Data entries for graphics:
══════════════════════════════
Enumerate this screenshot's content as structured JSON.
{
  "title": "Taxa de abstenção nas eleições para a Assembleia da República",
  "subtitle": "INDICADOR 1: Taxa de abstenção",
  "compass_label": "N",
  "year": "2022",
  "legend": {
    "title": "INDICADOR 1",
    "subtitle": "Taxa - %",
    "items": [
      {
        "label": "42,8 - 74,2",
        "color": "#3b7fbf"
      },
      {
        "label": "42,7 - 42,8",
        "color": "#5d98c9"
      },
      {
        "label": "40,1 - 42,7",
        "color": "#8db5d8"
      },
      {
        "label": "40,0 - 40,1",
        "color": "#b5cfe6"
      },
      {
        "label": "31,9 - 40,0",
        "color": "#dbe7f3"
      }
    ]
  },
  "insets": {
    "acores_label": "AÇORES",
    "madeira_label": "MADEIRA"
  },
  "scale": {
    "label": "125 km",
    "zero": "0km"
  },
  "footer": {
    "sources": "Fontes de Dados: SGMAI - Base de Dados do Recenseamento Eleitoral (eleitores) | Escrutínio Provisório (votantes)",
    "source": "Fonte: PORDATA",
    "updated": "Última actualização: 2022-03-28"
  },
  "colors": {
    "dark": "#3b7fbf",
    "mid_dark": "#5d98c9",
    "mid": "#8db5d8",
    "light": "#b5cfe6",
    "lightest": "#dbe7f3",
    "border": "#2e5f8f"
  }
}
══════════════════════════════
*WORK TO COMPLETE*
Copy each line of the data above without altering a single character.

*CORRECT ANSWER*
Enumerate this screenshot's content as structured JSON.
{
  "title": "Taxa de abstenção nas eleições para a Assembleia da República",
  "subtitle": "INDICADOR 1: Taxa de abstenção",
  "compass_label": "N",
  "year": "2022",
  "legend": {
    "title": "INDICADOR 1",
    "subtitle": "Taxa - %",
    "items": [
      {
        "label": "42,8 - 74,2",
        "color": "#3b7fbf"
      },
      {
        "label": "42,7 - 42,8",
        "color": "#5d98c9"
      },
      {
        "label": "40,1 - 42,7",
        "color": "#8db5d8"
      },
      {
        "label": "40,0 - 40,1",
        "color": "#b5cfe6"
      },
      {
        "label": "31,9 - 40,0",
        "color": "#dbe7f3"
      }
    ]
  },
  "insets": {
    "acores_label": "AÇORES",
    "madeira_label": "MADEIRA"
  },
  "scale": {
    "label": "125 km",
    "zero": "0km"
  },
  "footer": {
    "sources": "Fontes de Dados: SGMAI - Base de Dados do Recenseamento Eleitoral (eleitores) | Escrutínio Provisório (votantes)",
    "source": "Fonte: PORDATA",
    "updated": "Última actualização: 2022-03-28"
  },
  "colors": {
    "dark": "#3b7fbf",
    "mid_dark": "#5d98c9",
    "mid": "#8db5d8",
    "light": "#b5cfe6",
    "lightest": "#dbe7f3",
    "border": "#2e5f8f"
  }
}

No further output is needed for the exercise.